● Work request
An exact copy of all the data is required, with pictures left out.

● Data shown
········

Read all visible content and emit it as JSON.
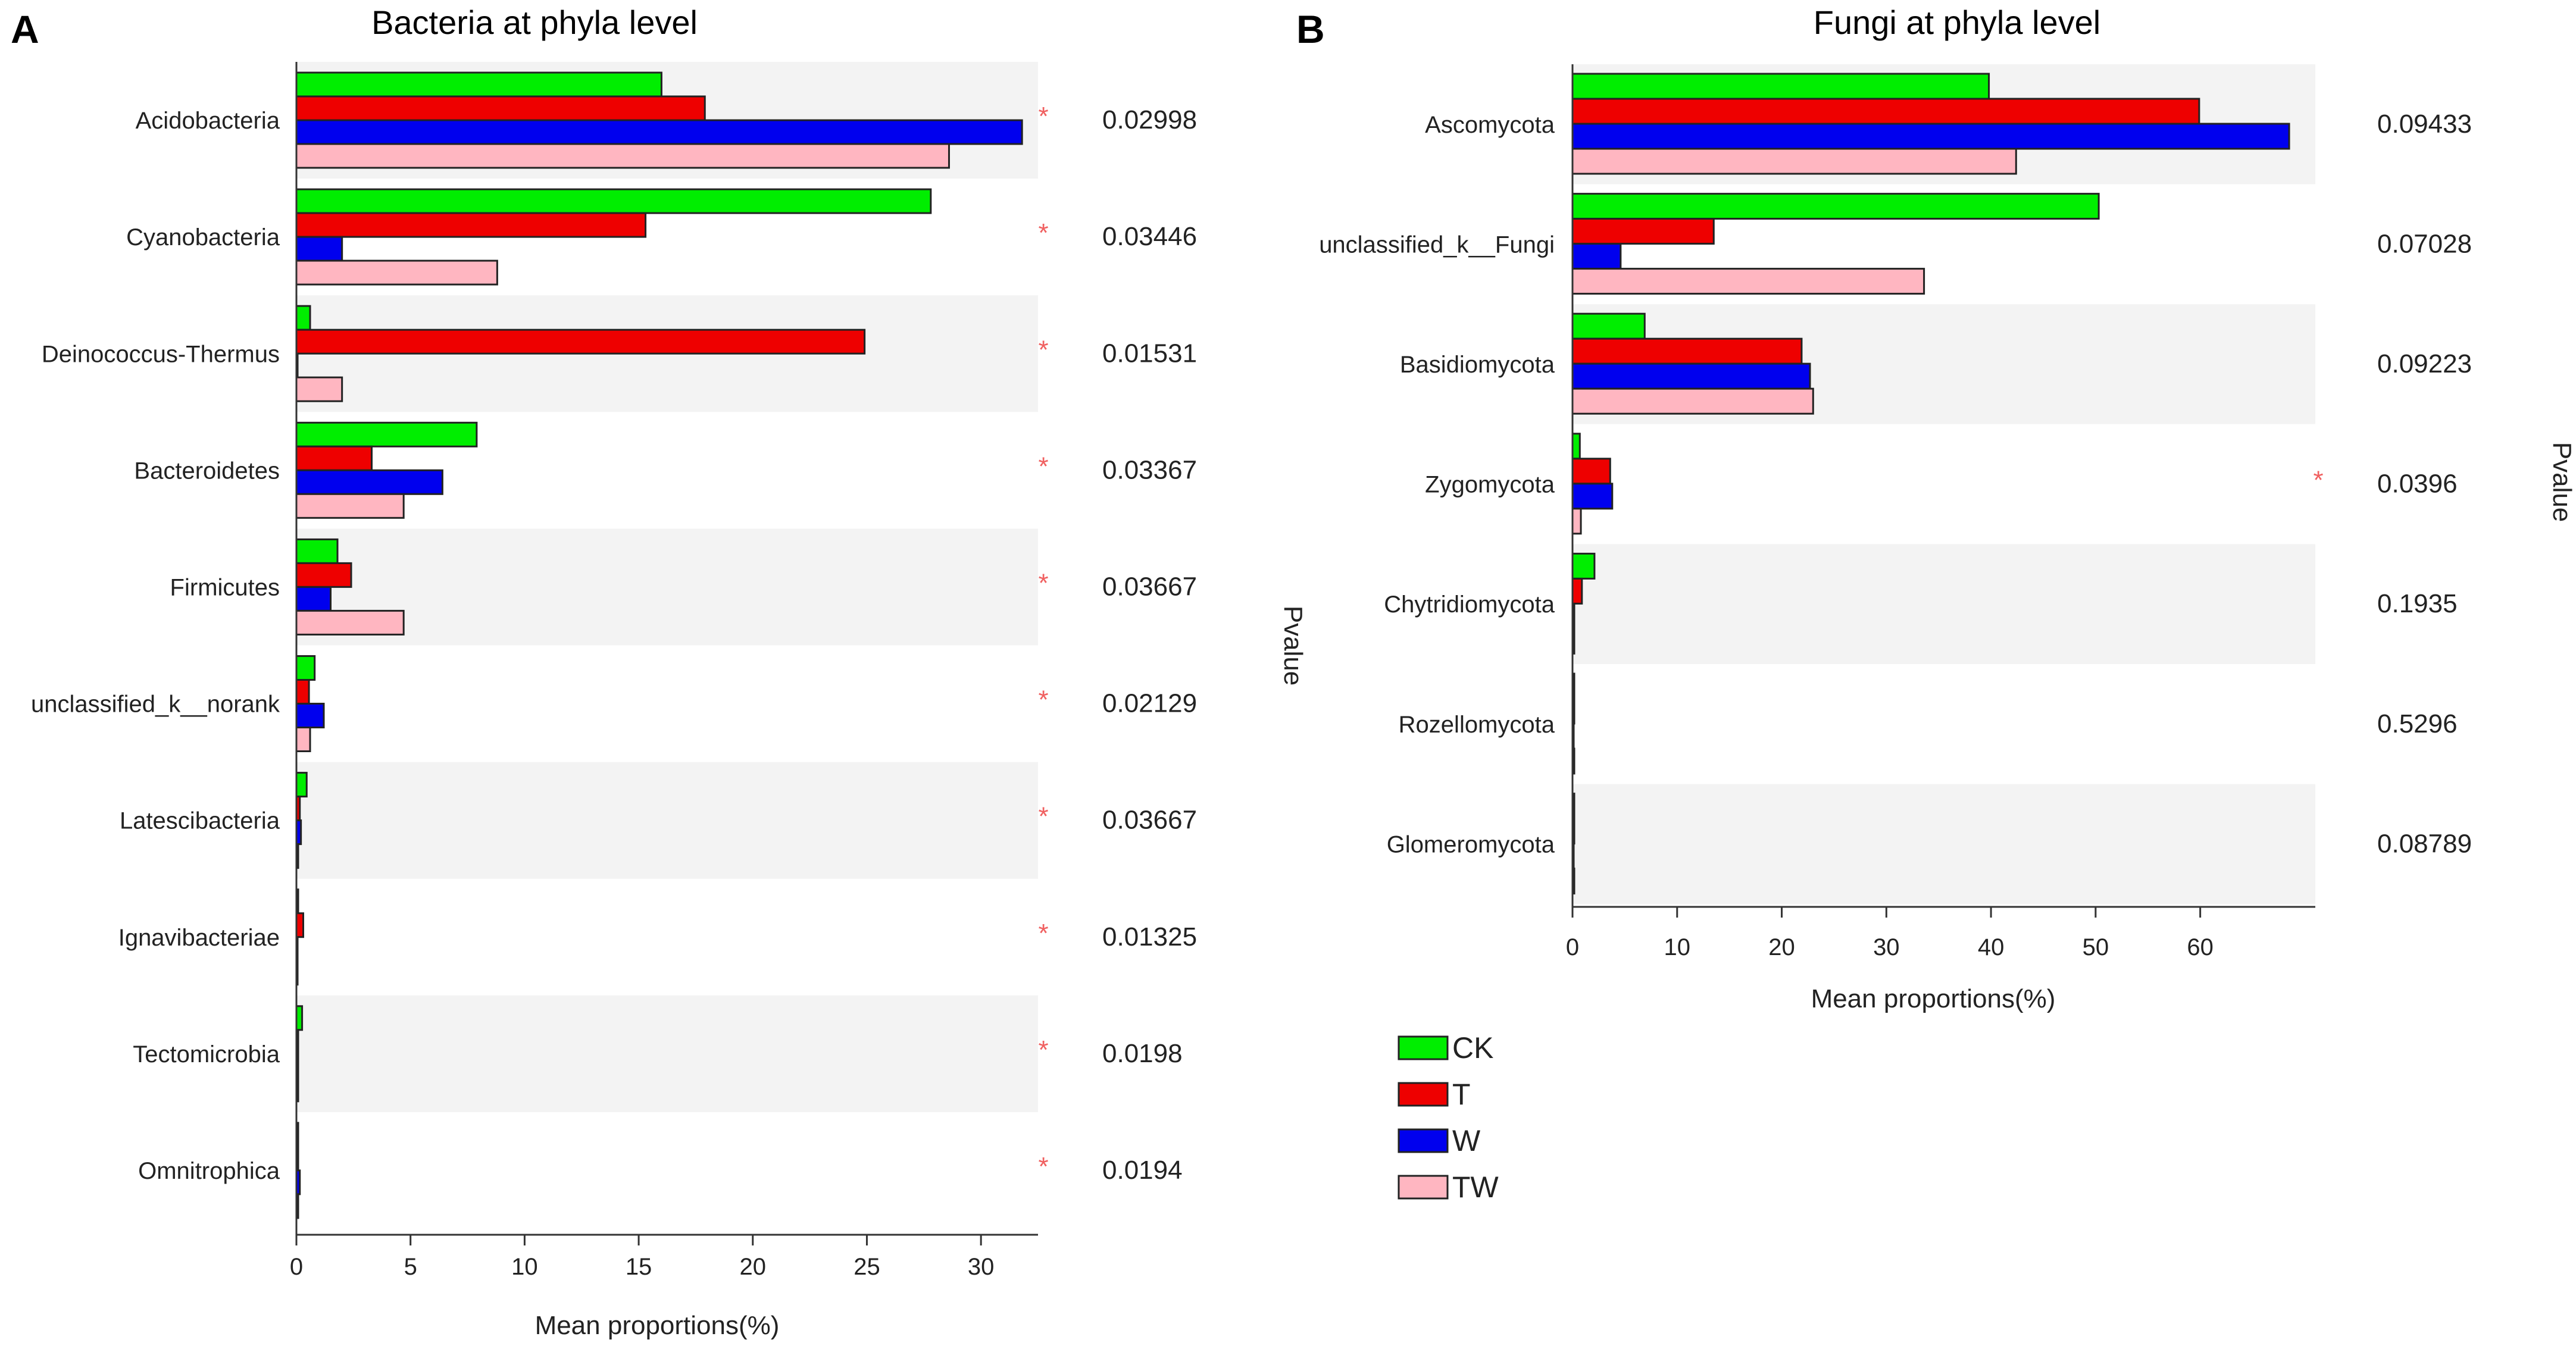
{
  "legend": {
    "entries": [
      {
        "name": "CK",
        "color": "#00ee00"
      },
      {
        "name": "T",
        "color": "#ee0000"
      },
      {
        "name": "W",
        "color": "#0000ee"
      },
      {
        "name": "TW",
        "color": "#ffb6c1"
      }
    ]
  },
  "chart_data": [
    {
      "type": "bar",
      "panel_label": "A",
      "title": "Bacteria at phyla level",
      "xlabel": "Mean proportions(%)",
      "pvalue_label": "Pvalue",
      "xlim": [
        0,
        32.5
      ],
      "xticks": [
        0,
        5,
        10,
        15,
        20,
        25,
        30
      ],
      "significance_marker": "*",
      "series_names": [
        "CK",
        "T",
        "W",
        "TW"
      ],
      "categories": [
        "Acidobacteria",
        "Cyanobacteria",
        "Deinococcus-Thermus",
        "Bacteroidetes",
        "Firmicutes",
        "unclassified_k__norank",
        "Latescibacteria",
        "Ignavibacteriae",
        "Tectomicrobia",
        "Omnitrophica"
      ],
      "series": [
        {
          "name": "CK",
          "values": [
            16.0,
            27.8,
            0.6,
            7.9,
            1.8,
            0.8,
            0.45,
            0.05,
            0.25,
            0.05
          ]
        },
        {
          "name": "T",
          "values": [
            17.9,
            15.3,
            24.9,
            3.3,
            2.4,
            0.55,
            0.15,
            0.3,
            0.05,
            0.05
          ]
        },
        {
          "name": "W",
          "values": [
            31.8,
            2.0,
            0.0,
            6.4,
            1.5,
            1.2,
            0.2,
            0.0,
            0.05,
            0.15
          ]
        },
        {
          "name": "TW",
          "values": [
            28.6,
            8.8,
            2.0,
            4.7,
            4.7,
            0.6,
            0.05,
            0.0,
            0.05,
            0.05
          ]
        }
      ],
      "pvalues": [
        "0.02998",
        "0.03446",
        "0.01531",
        "0.03367",
        "0.03667",
        "0.02129",
        "0.03667",
        "0.01325",
        "0.0198",
        "0.0194"
      ],
      "significant": [
        true,
        true,
        true,
        true,
        true,
        true,
        true,
        true,
        true,
        true
      ]
    },
    {
      "type": "bar",
      "panel_label": "B",
      "title": "Fungi at phyla level",
      "xlabel": "Mean proportions(%)",
      "pvalue_label": "Pvalue",
      "xlim": [
        0,
        71
      ],
      "xticks": [
        0,
        10,
        20,
        30,
        40,
        50,
        60
      ],
      "significance_marker": "*",
      "series_names": [
        "CK",
        "T",
        "W",
        "TW"
      ],
      "categories": [
        "Ascomycota",
        "unclassified_k__Fungi",
        "Basidiomycota",
        "Zygomycota",
        "Chytridiomycota",
        "Rozellomycota",
        "Glomeromycota"
      ],
      "series": [
        {
          "name": "CK",
          "values": [
            39.8,
            50.3,
            6.9,
            0.7,
            2.1,
            0.05,
            0.05
          ]
        },
        {
          "name": "T",
          "values": [
            59.9,
            13.5,
            21.9,
            3.6,
            0.9,
            0.05,
            0.05
          ]
        },
        {
          "name": "W",
          "values": [
            68.5,
            4.6,
            22.7,
            3.8,
            0.1,
            0.0,
            0.0
          ]
        },
        {
          "name": "TW",
          "values": [
            42.4,
            33.6,
            23.0,
            0.8,
            0.1,
            0.1,
            0.1
          ]
        }
      ],
      "pvalues": [
        "0.09433",
        "0.07028",
        "0.09223",
        "0.0396",
        "0.1935",
        "0.5296",
        "0.08789"
      ],
      "significant": [
        false,
        false,
        false,
        true,
        false,
        false,
        false
      ]
    }
  ]
}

········

● Result of the task
Read all visible content and emit it as JSON.
{
  "legend": {
    "entries": [
      {
        "name": "CK",
        "color": "#00ee00"
      },
      {
        "name": "T",
        "color": "#ee0000"
      },
      {
        "name": "W",
        "color": "#0000ee"
      },
      {
        "name": "TW",
        "color": "#ffb6c1"
      }
    ]
  },
  "chart_data": [
    {
      "type": "bar",
      "panel_label": "A",
      "title": "Bacteria at phyla level",
      "xlabel": "Mean proportions(%)",
      "pvalue_label": "Pvalue",
      "xlim": [
        0,
        32.5
      ],
      "xticks": [
        0,
        5,
        10,
        15,
        20,
        25,
        30
      ],
      "significance_marker": "*",
      "series_names": [
        "CK",
        "T",
        "W",
        "TW"
      ],
      "categories": [
        "Acidobacteria",
        "Cyanobacteria",
        "Deinococcus-Thermus",
        "Bacteroidetes",
        "Firmicutes",
        "unclassified_k__norank",
        "Latescibacteria",
        "Ignavibacteriae",
        "Tectomicrobia",
        "Omnitrophica"
      ],
      "series": [
        {
          "name": "CK",
          "values": [
            16.0,
            27.8,
            0.6,
            7.9,
            1.8,
            0.8,
            0.45,
            0.05,
            0.25,
            0.05
          ]
        },
        {
          "name": "T",
          "values": [
            17.9,
            15.3,
            24.9,
            3.3,
            2.4,
            0.55,
            0.15,
            0.3,
            0.05,
            0.05
          ]
        },
        {
          "name": "W",
          "values": [
            31.8,
            2.0,
            0.0,
            6.4,
            1.5,
            1.2,
            0.2,
            0.0,
            0.05,
            0.15
          ]
        },
        {
          "name": "TW",
          "values": [
            28.6,
            8.8,
            2.0,
            4.7,
            4.7,
            0.6,
            0.05,
            0.0,
            0.05,
            0.05
          ]
        }
      ],
      "pvalues": [
        "0.02998",
        "0.03446",
        "0.01531",
        "0.03367",
        "0.03667",
        "0.02129",
        "0.03667",
        "0.01325",
        "0.0198",
        "0.0194"
      ],
      "significant": [
        true,
        true,
        true,
        true,
        true,
        true,
        true,
        true,
        true,
        true
      ]
    },
    {
      "type": "bar",
      "panel_label": "B",
      "title": "Fungi at phyla level",
      "xlabel": "Mean proportions(%)",
      "pvalue_label": "Pvalue",
      "xlim": [
        0,
        71
      ],
      "xticks": [
        0,
        10,
        20,
        30,
        40,
        50,
        60
      ],
      "significance_marker": "*",
      "series_names": [
        "CK",
        "T",
        "W",
        "TW"
      ],
      "categories": [
        "Ascomycota",
        "unclassified_k__Fungi",
        "Basidiomycota",
        "Zygomycota",
        "Chytridiomycota",
        "Rozellomycota",
        "Glomeromycota"
      ],
      "series": [
        {
          "name": "CK",
          "values": [
            39.8,
            50.3,
            6.9,
            0.7,
            2.1,
            0.05,
            0.05
          ]
        },
        {
          "name": "T",
          "values": [
            59.9,
            13.5,
            21.9,
            3.6,
            0.9,
            0.05,
            0.05
          ]
        },
        {
          "name": "W",
          "values": [
            68.5,
            4.6,
            22.7,
            3.8,
            0.1,
            0.0,
            0.0
          ]
        },
        {
          "name": "TW",
          "values": [
            42.4,
            33.6,
            23.0,
            0.8,
            0.1,
            0.1,
            0.1
          ]
        }
      ],
      "pvalues": [
        "0.09433",
        "0.07028",
        "0.09223",
        "0.0396",
        "0.1935",
        "0.5296",
        "0.08789"
      ],
      "significant": [
        false,
        false,
        false,
        true,
        false,
        false,
        false
      ]
    }
  ]
}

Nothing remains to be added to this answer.